[Figure dataset records]
[Begin]

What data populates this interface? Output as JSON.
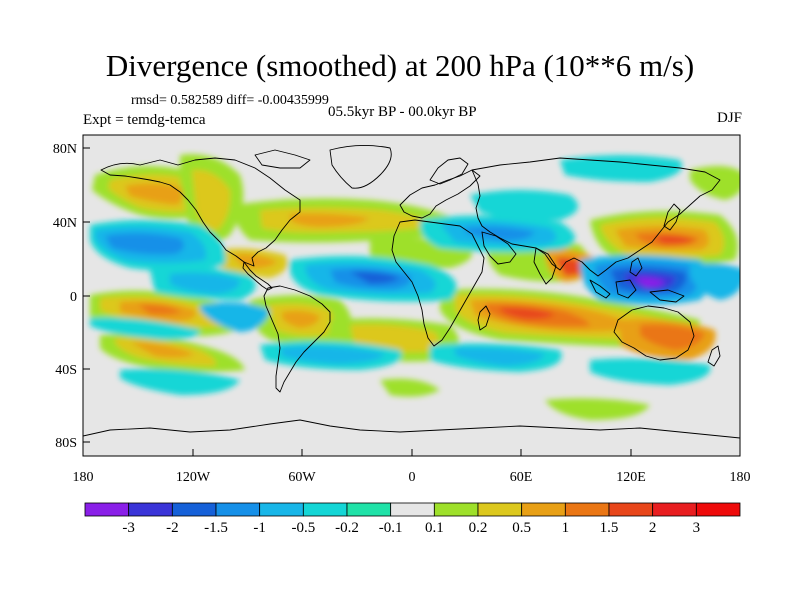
{
  "header": {
    "title": "Divergence (smoothed) at 200 hPa (10**6 m/s)",
    "stats": "rmsd= 0.582589 diff= -0.00435999",
    "experiment": "Expt = temdg-temca",
    "period": "05.5kyr BP - 00.0kyr BP",
    "season": "DJF"
  },
  "axes": {
    "y_ticks": [
      "80N",
      "40N",
      "0",
      "40S",
      "80S"
    ],
    "x_ticks": [
      "180",
      "120W",
      "60W",
      "0",
      "60E",
      "120E",
      "180"
    ]
  },
  "legend": {
    "labels": [
      "-3",
      "-2",
      "-1.5",
      "-1",
      "-0.5",
      "-0.2",
      "-0.1",
      "0.1",
      "0.2",
      "0.5",
      "1",
      "1.5",
      "2",
      "3"
    ],
    "colors": [
      "#8a1fe8",
      "#3a34d8",
      "#1560d8",
      "#1690e8",
      "#18b6e8",
      "#14d6d6",
      "#20e2a8",
      "#e6e6e6",
      "#9ee02a",
      "#dcc81e",
      "#e8a016",
      "#ea7614",
      "#e8461a",
      "#e81e20",
      "#ee0a0a"
    ]
  },
  "map": {
    "background_color": "#e6e6e6",
    "coastline_color": "#000000"
  }
}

[End]

● WORK REQUIRED
Without the images, write out each line of the data verbatim.

● EXERCISE OUTPUT
What data populates this interface? Output as JSON.
{
  "header": {
    "title": "Divergence (smoothed) at 200 hPa (10**6 m/s)",
    "stats": "rmsd= 0.582589 diff= -0.00435999",
    "experiment": "Expt = temdg-temca",
    "period": "05.5kyr BP - 00.0kyr BP",
    "season": "DJF"
  },
  "axes": {
    "y_ticks": [
      "80N",
      "40N",
      "0",
      "40S",
      "80S"
    ],
    "x_ticks": [
      "180",
      "120W",
      "60W",
      "0",
      "60E",
      "120E",
      "180"
    ]
  },
  "legend": {
    "labels": [
      "-3",
      "-2",
      "-1.5",
      "-1",
      "-0.5",
      "-0.2",
      "-0.1",
      "0.1",
      "0.2",
      "0.5",
      "1",
      "1.5",
      "2",
      "3"
    ],
    "colors": [
      "#8a1fe8",
      "#3a34d8",
      "#1560d8",
      "#1690e8",
      "#18b6e8",
      "#14d6d6",
      "#20e2a8",
      "#e6e6e6",
      "#9ee02a",
      "#dcc81e",
      "#e8a016",
      "#ea7614",
      "#e8461a",
      "#e81e20",
      "#ee0a0a"
    ]
  },
  "map": {
    "background_color": "#e6e6e6",
    "coastline_color": "#000000"
  }
}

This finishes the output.